Excerpt to read:
>> Begin

Domestic rabbits can be raised outdoors or indoors. Housing for rabbits range from outdoor hutches, to indoor cages, to the free run of the home. Whichever option is most suitable for your home and rabbit, all should provide a shelter from extreme weather conditions and predators as well as a resting retreat.
Outdoor rabbits are usually housed in large hutches made of wood or metal, or wire cages. Hutches can be quite expensive. The wire cage, although not as good in terms of protecting and providing comfort for your rabbit, is a cheaper option. Most rabbit owners prefer wooden hutches as metal ones tend to become quite hot in summer. Rabbits are susceptible to heat stress and as they do not sweat or pant, the only way they cool down is through their ear veins, which is often not sufficient in the heat of the summer sun. Therefore, it is important that the hutch or cage is sheltered somehow.
An outdoor hutch should be divided into two connecting areas. One area with a wire mesh door to allow light and air through, and also to prevent bugs such as mosquitoes from biting your rabbit. The other area should provide weather protection against the sun, cold, wind or rain. Most hutches and some cages will have a hinged door at the top to allow easy access for cleaning. The floor of the hutch or cage should be covered with straw to provide cushioning and warmth for your rabbit. A solid board or rug can be put in cages to avoid your rabbit’s feet being caught in the wire. The hutch or cage should be raised off the ground and secured from cats, dogs and predators in your surroundings.

>> End

Requirement a: Change "straw" to "hay" in the part of the rabbit housing text between "An outdoor hutch" and "in your surroundings.", inclusive, and write out that part with the change.
The records have nothing to do with the rabbit housing text.

Data shown:
>> Begin

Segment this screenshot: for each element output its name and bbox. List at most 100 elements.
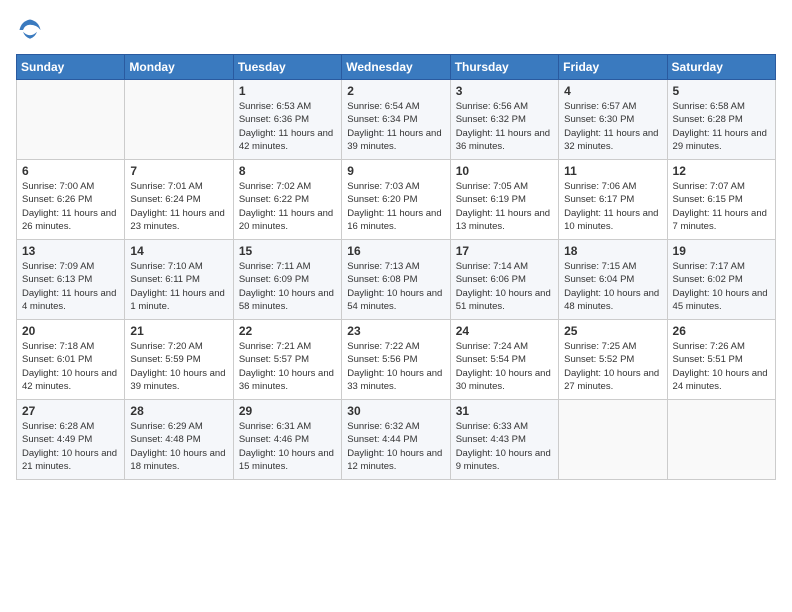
- day-info: Sunrise: 7:10 AM Sunset: 6:11 PM Dayligh…: [130, 260, 227, 313]
- logo: [16, 16, 48, 44]
- day-number: 10: [456, 164, 553, 178]
- calendar-cell: 22 Sunrise: 7:21 AM Sunset: 5:57 PM Dayli…: [233, 320, 341, 400]
- day-number: 12: [673, 164, 770, 178]
- day-number: 20: [22, 324, 119, 338]
- day-number: 3: [456, 84, 553, 98]
- calendar-cell: 9Sunrise: 7:03 AM Sunset: 6:20 PM Daylig…: [342, 160, 450, 240]
- day-info: Sunrise: 7:26 AM Sunset: 5:51 PM Dayligh…: [673, 340, 770, 393]
- week-row-3: 13 Sunrise: 7:09 AM Sunset: 6:13 PM Dayli…: [17, 240, 776, 320]
- day-number: 24: [456, 324, 553, 338]
- calendar-cell: 19Sunrise: 7:17 AM Sunset: 6:02 PM Dayli…: [667, 240, 775, 320]
- calendar-cell: 30 Sunrise: 6:32 AM Sunset: 4:44 PM Dayli…: [342, 400, 450, 480]
- day-info: Sunrise: 7:05 AM Sunset: 6:19 PM Dayligh…: [456, 180, 553, 233]
- day-number: 25: [564, 324, 661, 338]
- calendar-table: SundayMondayTuesdayWednesdayThursdayFrid…: [16, 54, 776, 480]
- day-info: Sunrise: 7:18 AM Sunset: 6:01 PM Dayligh…: [22, 340, 119, 393]
- calendar-cell: 28Sunrise: 6:29 AM Sunset: 4:48 PM Dayli…: [125, 400, 233, 480]
- calendar-cell: 1 Sunrise: 6:53 AM Sunset: 6:36 PM Daylig…: [233, 80, 341, 160]
- day-number: 27: [22, 404, 119, 418]
- day-info: Sunrise: 7:07 AM Sunset: 6:15 PM Dayligh…: [673, 180, 770, 233]
- logo-icon: [16, 16, 44, 44]
- day-info: Sunrise: 6:57 AM Sunset: 6:30 PM Dayligh…: [564, 100, 661, 153]
- day-number: 16: [347, 244, 444, 258]
- day-number: 21: [130, 324, 227, 338]
- day-number: 14: [130, 244, 227, 258]
- day-info: Sunrise: 7:21 AM Sunset: 5:57 PM Dayligh…: [239, 340, 336, 393]
- day-info: Sunrise: 7:24 AM Sunset: 5:54 PM Dayligh…: [456, 340, 553, 393]
- day-header-friday: Friday: [559, 55, 667, 80]
- day-number: 17: [456, 244, 553, 258]
- calendar-cell: 6 Sunrise: 7:00 AM Sunset: 6:26 PM Daylig…: [17, 160, 125, 240]
- day-number: 22: [239, 324, 336, 338]
- day-number: 11: [564, 164, 661, 178]
- day-info: Sunrise: 7:00 AM Sunset: 6:26 PM Dayligh…: [22, 180, 119, 233]
- day-number: 31: [456, 404, 553, 418]
- week-row-5: 27 Sunrise: 6:28 AM Sunset: 4:49 PM Dayli…: [17, 400, 776, 480]
- day-info: Sunrise: 7:11 AM Sunset: 6:09 PM Dayligh…: [239, 260, 336, 313]
- day-info: Sunrise: 7:03 AM Sunset: 6:20 PM Dayligh…: [347, 180, 444, 233]
- day-header-sunday: Sunday: [17, 55, 125, 80]
- day-info: Sunrise: 7:15 AM Sunset: 6:04 PM Dayligh…: [564, 260, 661, 313]
- day-info: Sunrise: 6:56 AM Sunset: 6:32 PM Dayligh…: [456, 100, 553, 153]
- calendar-cell: 12 Sunrise: 7:07 AM Sunset: 6:15 PM Dayli…: [667, 160, 775, 240]
- calendar-cell: 31 Sunrise: 6:33 AM Sunset: 4:43 PM Dayli…: [450, 400, 558, 480]
- day-header-thursday: Thursday: [450, 55, 558, 80]
- day-info: Sunrise: 7:02 AM Sunset: 6:22 PM Dayligh…: [239, 180, 336, 233]
- calendar-cell: [125, 80, 233, 160]
- calendar-cell: 24 Sunrise: 7:24 AM Sunset: 5:54 PM Dayli…: [450, 320, 558, 400]
- day-number: 5: [673, 84, 770, 98]
- day-number: 29: [239, 404, 336, 418]
- day-info: Sunrise: 7:01 AM Sunset: 6:24 PM Dayligh…: [130, 180, 227, 233]
- day-number: 30: [347, 404, 444, 418]
- day-info: Sunrise: 7:20 AM Sunset: 5:59 PM Dayligh…: [130, 340, 227, 393]
- calendar-cell: 5 Sunrise: 6:58 AM Sunset: 6:28 PM Daylig…: [667, 80, 775, 160]
- calendar-cell: 17Sunrise: 7:14 AM Sunset: 6:06 PM Dayli…: [450, 240, 558, 320]
- calendar-cell: 8 Sunrise: 7:02 AM Sunset: 6:22 PM Daylig…: [233, 160, 341, 240]
- calendar-cell: 21 Sunrise: 7:20 AM Sunset: 5:59 PM Dayli…: [125, 320, 233, 400]
- calendar-cell: 11 Sunrise: 7:06 AM Sunset: 6:17 PM Dayli…: [559, 160, 667, 240]
- day-info: Sunrise: 7:06 AM Sunset: 6:17 PM Dayligh…: [564, 180, 661, 233]
- calendar-cell: 13 Sunrise: 7:09 AM Sunset: 6:13 PM Dayli…: [17, 240, 125, 320]
- day-number: 2: [347, 84, 444, 98]
- day-number: 15: [239, 244, 336, 258]
- day-info: Sunrise: 6:31 AM Sunset: 4:46 PM Dayligh…: [239, 420, 336, 473]
- calendar-cell: 16 Sunrise: 7:13 AM Sunset: 6:08 PM Dayli…: [342, 240, 450, 320]
- calendar-cell: 15 Sunrise: 7:11 AM Sunset: 6:09 PM Dayli…: [233, 240, 341, 320]
- day-info: Sunrise: 6:53 AM Sunset: 6:36 PM Dayligh…: [239, 100, 336, 153]
- day-info: Sunrise: 7:17 AM Sunset: 6:02 PM Dayligh…: [673, 260, 770, 313]
- week-row-4: 20 Sunrise: 7:18 AM Sunset: 6:01 PM Dayli…: [17, 320, 776, 400]
- week-row-1: 1 Sunrise: 6:53 AM Sunset: 6:36 PM Daylig…: [17, 80, 776, 160]
- calendar-cell: 20 Sunrise: 7:18 AM Sunset: 6:01 PM Dayli…: [17, 320, 125, 400]
- day-header-saturday: Saturday: [667, 55, 775, 80]
- day-info: Sunrise: 6:28 AM Sunset: 4:49 PM Dayligh…: [22, 420, 119, 473]
- day-info: Sunrise: 7:09 AM Sunset: 6:13 PM Dayligh…: [22, 260, 119, 313]
- day-header-tuesday: Tuesday: [233, 55, 341, 80]
- day-number: 8: [239, 164, 336, 178]
- day-number: 23: [347, 324, 444, 338]
- calendar-cell: 10 Sunrise: 7:05 AM Sunset: 6:19 PM Dayli…: [450, 160, 558, 240]
- day-header-monday: Monday: [125, 55, 233, 80]
- calendar-cell: 25 Sunrise: 7:25 AM Sunset: 5:52 PM Dayli…: [559, 320, 667, 400]
- calendar-cell: 2 Sunrise: 6:54 AM Sunset: 6:34 PM Daylig…: [342, 80, 450, 160]
- day-info: Sunrise: 7:25 AM Sunset: 5:52 PM Dayligh…: [564, 340, 661, 393]
- day-number: 6: [22, 164, 119, 178]
- calendar-cell: 7Sunrise: 7:01 AM Sunset: 6:24 PM Daylig…: [125, 160, 233, 240]
- calendar-cell: [559, 400, 667, 480]
- day-header-wednesday: Wednesday: [342, 55, 450, 80]
- calendar-cell: 18 Sunrise: 7:15 AM Sunset: 6:04 PM Dayli…: [559, 240, 667, 320]
- calendar-cell: 23Sunrise: 7:22 AM Sunset: 5:56 PM Dayli…: [342, 320, 450, 400]
- calendar-cell: 29 Sunrise: 6:31 AM Sunset: 4:46 PM Dayli…: [233, 400, 341, 480]
- day-info: Sunrise: 6:32 AM Sunset: 4:44 PM Dayligh…: [347, 420, 444, 473]
- day-number: 1: [239, 84, 336, 98]
- day-number: 13: [22, 244, 119, 258]
- day-info: Sunrise: 6:33 AM Sunset: 4:43 PM Dayligh…: [456, 420, 553, 473]
- day-info: Sunrise: 7:13 AM Sunset: 6:08 PM Dayligh…: [347, 260, 444, 313]
- calendar-cell: 4Sunrise: 6:57 AM Sunset: 6:30 PM Daylig…: [559, 80, 667, 160]
- calendar-cell: 26Sunrise: 7:26 AM Sunset: 5:51 PM Dayli…: [667, 320, 775, 400]
- day-info: Sunrise: 6:29 AM Sunset: 4:48 PM Dayligh…: [130, 420, 227, 473]
- page-header: [16, 16, 776, 44]
- day-number: 18: [564, 244, 661, 258]
- day-info: Sunrise: 6:54 AM Sunset: 6:34 PM Dayligh…: [347, 100, 444, 153]
- day-info: Sunrise: 6:58 AM Sunset: 6:28 PM Dayligh…: [673, 100, 770, 153]
- calendar-cell: 27 Sunrise: 6:28 AM Sunset: 4:49 PM Dayli…: [17, 400, 125, 480]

>> End

Requirement b: Copy, word for word, the lines of the records between the lines holding "- day-info: Sunrise: 7:10" and "- logo-icon: [16, 16, 44, 44]", inclusive.

Task solution a:
An outdoor hutch should be divided into two connecting areas. One area with a wire mesh door to allow light and air through, and also to prevent bugs such as mosquitoes from biting your rabbit. The other area should provide weather protection against the sun, cold, wind or rain. Most hutches and some cages will have a hinged door at the top to allow easy access for cleaning. The floor of the hutch or cage should be covered with hay to provide cushioning and warmth for your rabbit. A solid board or rug can be put in cages to avoid your rabbit’s feet being caught in the wire. The hutch or cage should be raised off the ground and secured from cats, dogs and predators in your surroundings.

Task solution b:
- day-info: Sunrise: 7:10 AM Sunset: 6:11 PM Dayligh…: [130, 260, 227, 313]
- logo: [16, 16, 48, 44]
- day-number: 10: [456, 164, 553, 178]
- calendar-cell: 22 Sunrise: 7:21 AM Sunset: 5:57 PM Dayli…: [233, 320, 341, 400]
- day-number: 12: [673, 164, 770, 178]
- day-number: 20: [22, 324, 119, 338]
- day-number: 3: [456, 84, 553, 98]
- calendar-cell: 9Sunrise: 7:03 AM Sunset: 6:20 PM Daylig…: [342, 160, 450, 240]
- day-info: Sunrise: 7:26 AM Sunset: 5:51 PM Dayligh…: [673, 340, 770, 393]
- week-row-3: 13 Sunrise: 7:09 AM Sunset: 6:13 PM Dayli…: [17, 240, 776, 320]
- day-number: 24: [456, 324, 553, 338]
- calendar-cell: 19Sunrise: 7:17 AM Sunset: 6:02 PM Dayli…: [667, 240, 775, 320]
- calendar-cell: 30 Sunrise: 6:32 AM Sunset: 4:44 PM Dayli…: [342, 400, 450, 480]
- day-info: Sunrise: 7:05 AM Sunset: 6:19 PM Dayligh…: [456, 180, 553, 233]
- day-number: 25: [564, 324, 661, 338]
- calendar-table: SundayMondayTuesdayWednesdayThursdayFrid…: [16, 54, 776, 480]
- day-info: Sunrise: 7:18 AM Sunset: 6:01 PM Dayligh…: [22, 340, 119, 393]
- calendar-cell: 28Sunrise: 6:29 AM Sunset: 4:48 PM Dayli…: [125, 400, 233, 480]
- calendar-cell: 1 Sunrise: 6:53 AM Sunset: 6:36 PM Daylig…: [233, 80, 341, 160]
- day-number: 27: [22, 404, 119, 418]
- day-info: Sunrise: 7:07 AM Sunset: 6:15 PM Dayligh…: [673, 180, 770, 233]
- logo-icon: [16, 16, 44, 44]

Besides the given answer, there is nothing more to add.